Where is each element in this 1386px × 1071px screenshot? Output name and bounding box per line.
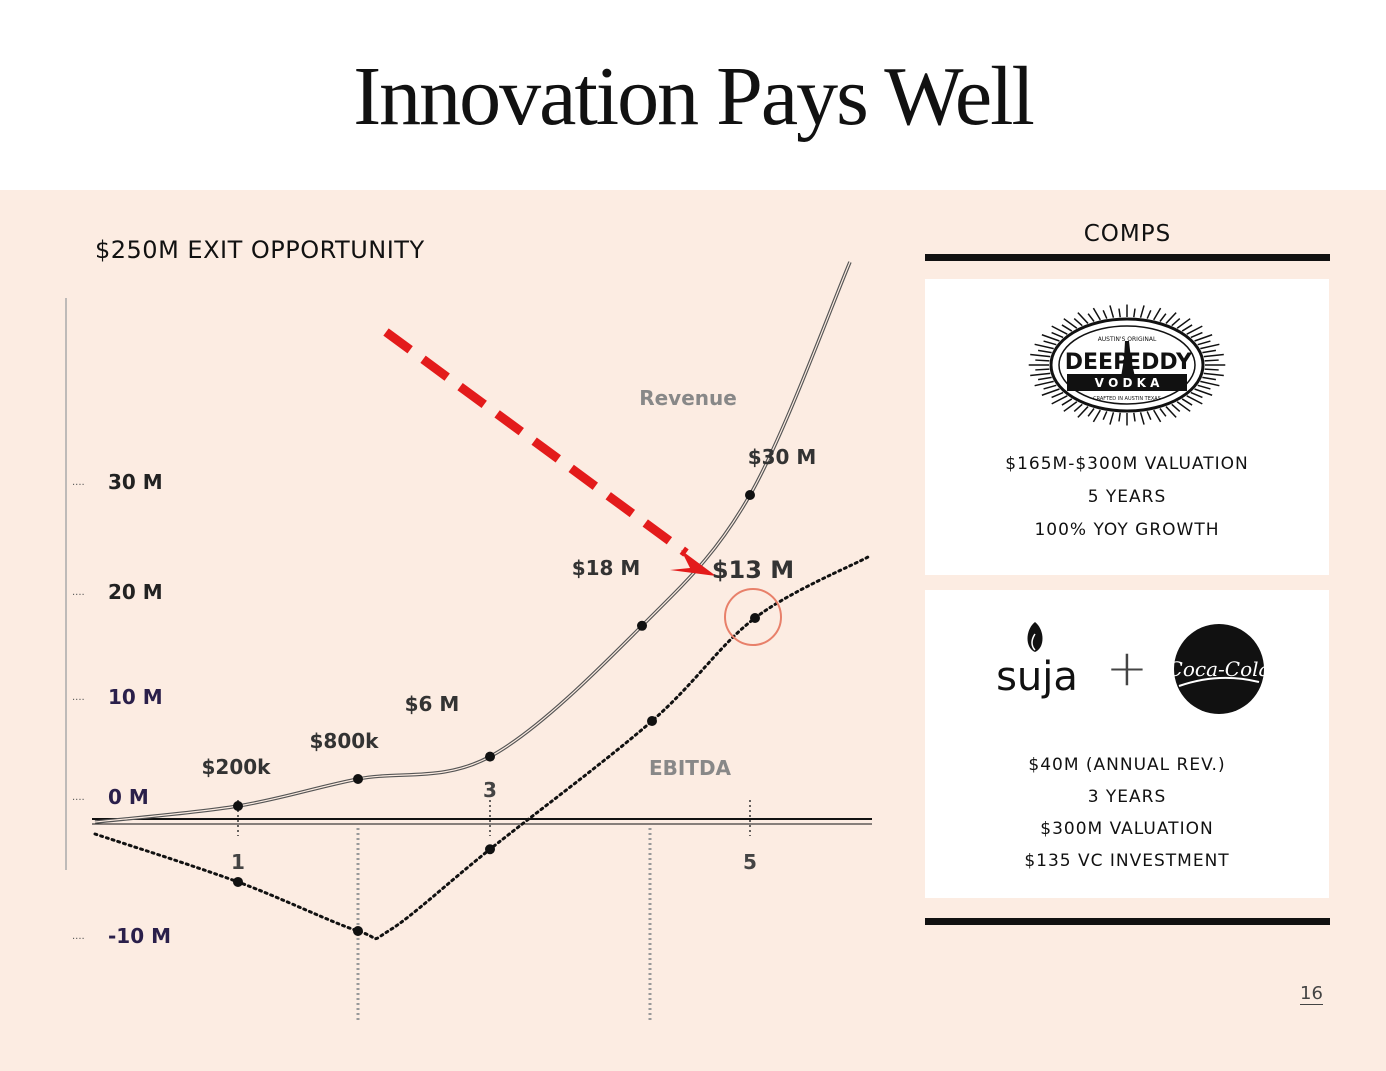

===============

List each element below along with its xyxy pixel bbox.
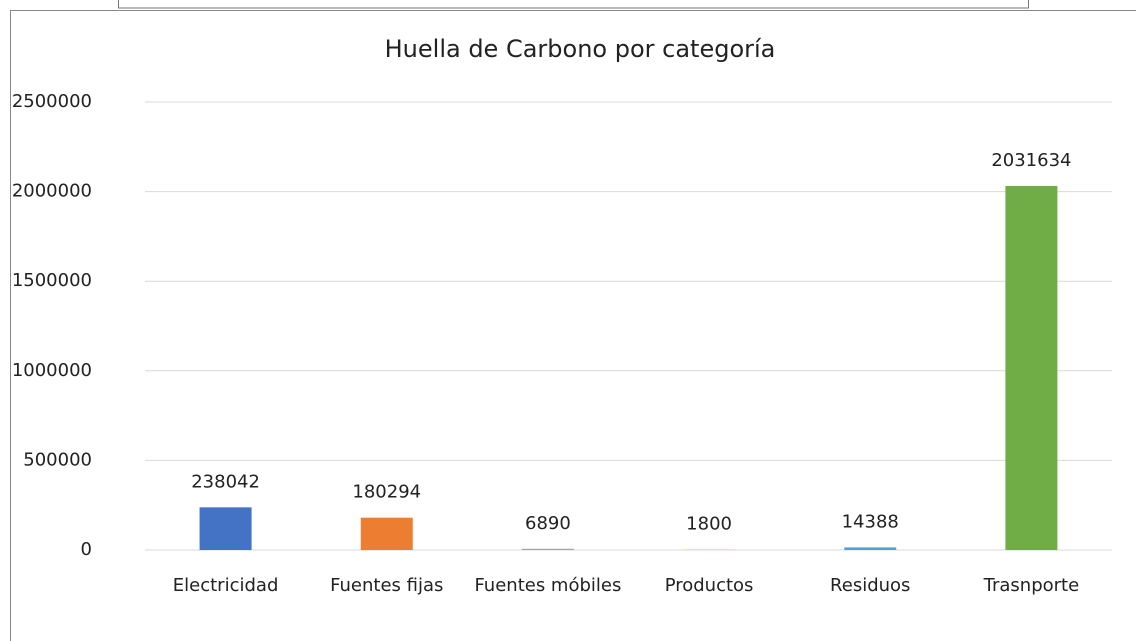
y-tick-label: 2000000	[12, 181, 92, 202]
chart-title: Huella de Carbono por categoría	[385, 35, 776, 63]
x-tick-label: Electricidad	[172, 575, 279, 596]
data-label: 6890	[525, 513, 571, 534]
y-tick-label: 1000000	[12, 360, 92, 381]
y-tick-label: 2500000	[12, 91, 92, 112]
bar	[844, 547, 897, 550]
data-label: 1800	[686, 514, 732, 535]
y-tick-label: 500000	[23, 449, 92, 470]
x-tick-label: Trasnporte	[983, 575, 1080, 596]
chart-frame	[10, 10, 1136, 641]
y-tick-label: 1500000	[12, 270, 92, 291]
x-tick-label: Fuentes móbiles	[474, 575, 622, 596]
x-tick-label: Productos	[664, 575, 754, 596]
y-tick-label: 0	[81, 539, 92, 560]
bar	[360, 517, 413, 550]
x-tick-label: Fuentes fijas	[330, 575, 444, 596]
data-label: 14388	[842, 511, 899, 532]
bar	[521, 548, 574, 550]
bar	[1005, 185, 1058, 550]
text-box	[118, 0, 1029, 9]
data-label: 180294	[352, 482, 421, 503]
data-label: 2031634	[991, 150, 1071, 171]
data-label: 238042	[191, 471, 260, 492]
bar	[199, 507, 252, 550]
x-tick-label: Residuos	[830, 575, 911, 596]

===============

## TASK PROMPT
Render the data from the line containing "List each element" through the line containing "575, 911, 596]", both lines included, as a JSON list of strings with one string per line. Omit blank lines and any picture lines.

## ANSWER TO THIS EXERCISE
[
  "List each element below along with its xyxy pixel bbox.",
  "y-tick-label: 2000000\t[12, 181, 92, 202]",
  "chart-title: Huella de Carbono por categoría\t[385, 35, 776, 63]",
  "x-tick-label: Electricidad\t[172, 575, 279, 596]",
  "data-label: 6890\t[525, 513, 571, 534]",
  "y-tick-label: 1000000\t[12, 360, 92, 381]",
  "y-tick-label: 2500000\t[12, 91, 92, 112]",
  "bar\t[844, 547, 897, 550]",
  "data-label: 1800\t[686, 514, 732, 535]",
  "y-tick-label: 500000\t[23, 449, 92, 470]",
  "x-tick-label: Trasnporte\t[983, 575, 1080, 596]",
  "chart-frame\t[10, 10, 1136, 641]",
  "y-tick-label: 1500000\t[12, 270, 92, 291]",
  "x-tick-label: Fuentes móbiles\t[474, 575, 622, 596]",
  "x-tick-label: Productos\t[664, 575, 754, 596]",
  "y-tick-label: 0\t[81, 539, 92, 560]",
  "bar\t[360, 517, 413, 550]",
  "x-tick-label: Fuentes fijas\t[330, 575, 444, 596]",
  "data-label: 14388\t[842, 511, 899, 532]",
  "bar\t[521, 548, 574, 550]",
  "bar\t[1005, 185, 1058, 550]",
  "text-box\t[118, 0, 1029, 9]",
  "data-label: 180294\t[352, 482, 421, 503]",
  "data-label: 2031634\t[991, 150, 1071, 171]",
  "data-label: 238042\t[191, 471, 260, 492]",
  "bar\t[199, 507, 252, 550]",
  "x-tick-label: Residuos\t[830, 575, 911, 596]"
]